From the entries below, gather each line containing the word "repairs".

--- start of RECORDS ---

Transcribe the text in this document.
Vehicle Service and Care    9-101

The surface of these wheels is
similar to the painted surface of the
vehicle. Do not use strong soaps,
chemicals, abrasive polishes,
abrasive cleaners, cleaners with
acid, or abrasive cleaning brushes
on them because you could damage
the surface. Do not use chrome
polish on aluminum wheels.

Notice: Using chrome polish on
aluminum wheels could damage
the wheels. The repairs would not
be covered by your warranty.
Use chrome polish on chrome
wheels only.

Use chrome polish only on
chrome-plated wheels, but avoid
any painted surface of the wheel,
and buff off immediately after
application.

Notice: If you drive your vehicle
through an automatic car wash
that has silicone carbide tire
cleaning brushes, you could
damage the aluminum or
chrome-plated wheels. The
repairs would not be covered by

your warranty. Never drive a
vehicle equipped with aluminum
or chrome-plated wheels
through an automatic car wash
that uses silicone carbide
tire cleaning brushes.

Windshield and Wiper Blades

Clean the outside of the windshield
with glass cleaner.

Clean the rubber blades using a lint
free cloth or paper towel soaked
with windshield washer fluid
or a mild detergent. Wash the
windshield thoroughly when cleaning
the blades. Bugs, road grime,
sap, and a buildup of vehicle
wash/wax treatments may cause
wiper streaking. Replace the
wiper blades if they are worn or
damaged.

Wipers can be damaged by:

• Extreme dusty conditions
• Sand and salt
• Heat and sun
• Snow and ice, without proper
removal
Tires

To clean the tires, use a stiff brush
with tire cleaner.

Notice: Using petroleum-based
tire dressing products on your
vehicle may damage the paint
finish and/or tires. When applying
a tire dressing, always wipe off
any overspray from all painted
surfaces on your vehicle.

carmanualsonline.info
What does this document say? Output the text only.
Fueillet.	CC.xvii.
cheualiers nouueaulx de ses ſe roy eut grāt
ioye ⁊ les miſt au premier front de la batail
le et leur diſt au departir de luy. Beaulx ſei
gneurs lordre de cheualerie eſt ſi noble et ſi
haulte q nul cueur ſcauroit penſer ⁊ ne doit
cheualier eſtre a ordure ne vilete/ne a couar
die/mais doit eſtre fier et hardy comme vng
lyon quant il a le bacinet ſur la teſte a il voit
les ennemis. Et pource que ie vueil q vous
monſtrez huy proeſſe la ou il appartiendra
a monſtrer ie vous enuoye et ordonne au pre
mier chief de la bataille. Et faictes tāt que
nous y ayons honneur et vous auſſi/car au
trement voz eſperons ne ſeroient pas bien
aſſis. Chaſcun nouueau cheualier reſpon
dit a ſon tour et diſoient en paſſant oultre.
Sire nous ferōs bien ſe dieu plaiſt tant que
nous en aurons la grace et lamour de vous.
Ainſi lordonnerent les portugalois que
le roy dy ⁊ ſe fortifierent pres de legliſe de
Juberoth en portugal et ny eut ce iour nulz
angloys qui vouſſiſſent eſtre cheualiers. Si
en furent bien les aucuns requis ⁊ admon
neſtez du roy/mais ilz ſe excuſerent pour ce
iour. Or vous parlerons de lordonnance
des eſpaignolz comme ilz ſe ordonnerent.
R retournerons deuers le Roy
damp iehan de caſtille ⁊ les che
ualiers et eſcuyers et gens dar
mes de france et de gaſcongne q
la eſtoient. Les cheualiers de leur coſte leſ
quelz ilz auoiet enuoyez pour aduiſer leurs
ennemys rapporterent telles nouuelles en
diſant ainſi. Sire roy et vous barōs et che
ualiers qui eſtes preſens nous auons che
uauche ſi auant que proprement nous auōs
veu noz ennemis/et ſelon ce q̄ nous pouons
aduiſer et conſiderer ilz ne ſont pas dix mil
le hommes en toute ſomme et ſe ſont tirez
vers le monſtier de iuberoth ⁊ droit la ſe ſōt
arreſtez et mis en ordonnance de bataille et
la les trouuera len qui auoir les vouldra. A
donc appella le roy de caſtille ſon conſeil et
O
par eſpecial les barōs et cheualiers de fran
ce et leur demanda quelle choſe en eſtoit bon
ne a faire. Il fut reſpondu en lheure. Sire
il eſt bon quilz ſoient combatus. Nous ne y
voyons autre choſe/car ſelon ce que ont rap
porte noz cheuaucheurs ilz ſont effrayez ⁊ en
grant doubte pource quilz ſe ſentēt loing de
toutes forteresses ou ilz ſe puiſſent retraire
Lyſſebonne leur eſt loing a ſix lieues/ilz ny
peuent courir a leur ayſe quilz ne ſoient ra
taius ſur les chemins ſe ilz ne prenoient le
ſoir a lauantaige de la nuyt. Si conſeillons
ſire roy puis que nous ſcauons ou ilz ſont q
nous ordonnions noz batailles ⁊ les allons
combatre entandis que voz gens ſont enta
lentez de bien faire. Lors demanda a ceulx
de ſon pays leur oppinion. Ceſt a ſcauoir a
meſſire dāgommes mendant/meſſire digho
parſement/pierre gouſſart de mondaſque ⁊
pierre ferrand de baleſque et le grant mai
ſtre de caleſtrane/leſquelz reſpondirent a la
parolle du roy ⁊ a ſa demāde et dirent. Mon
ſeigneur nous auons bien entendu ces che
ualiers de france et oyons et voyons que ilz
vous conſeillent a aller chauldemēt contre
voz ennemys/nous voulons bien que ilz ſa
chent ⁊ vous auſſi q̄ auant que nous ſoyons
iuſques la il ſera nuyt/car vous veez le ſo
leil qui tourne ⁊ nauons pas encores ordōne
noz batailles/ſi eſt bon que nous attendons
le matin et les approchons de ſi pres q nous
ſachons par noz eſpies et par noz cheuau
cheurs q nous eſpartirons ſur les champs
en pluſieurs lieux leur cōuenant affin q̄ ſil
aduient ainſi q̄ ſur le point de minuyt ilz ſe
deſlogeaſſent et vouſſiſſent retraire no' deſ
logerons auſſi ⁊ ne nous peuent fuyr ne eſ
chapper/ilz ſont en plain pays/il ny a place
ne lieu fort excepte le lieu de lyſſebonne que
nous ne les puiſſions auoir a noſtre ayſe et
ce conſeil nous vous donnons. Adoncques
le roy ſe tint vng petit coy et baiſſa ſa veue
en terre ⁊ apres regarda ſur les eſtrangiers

--- end of RECORDS ---

RESPONSE FOR THIS EXERCISE:
the wheels. The repairs would not
repairs would not be covered by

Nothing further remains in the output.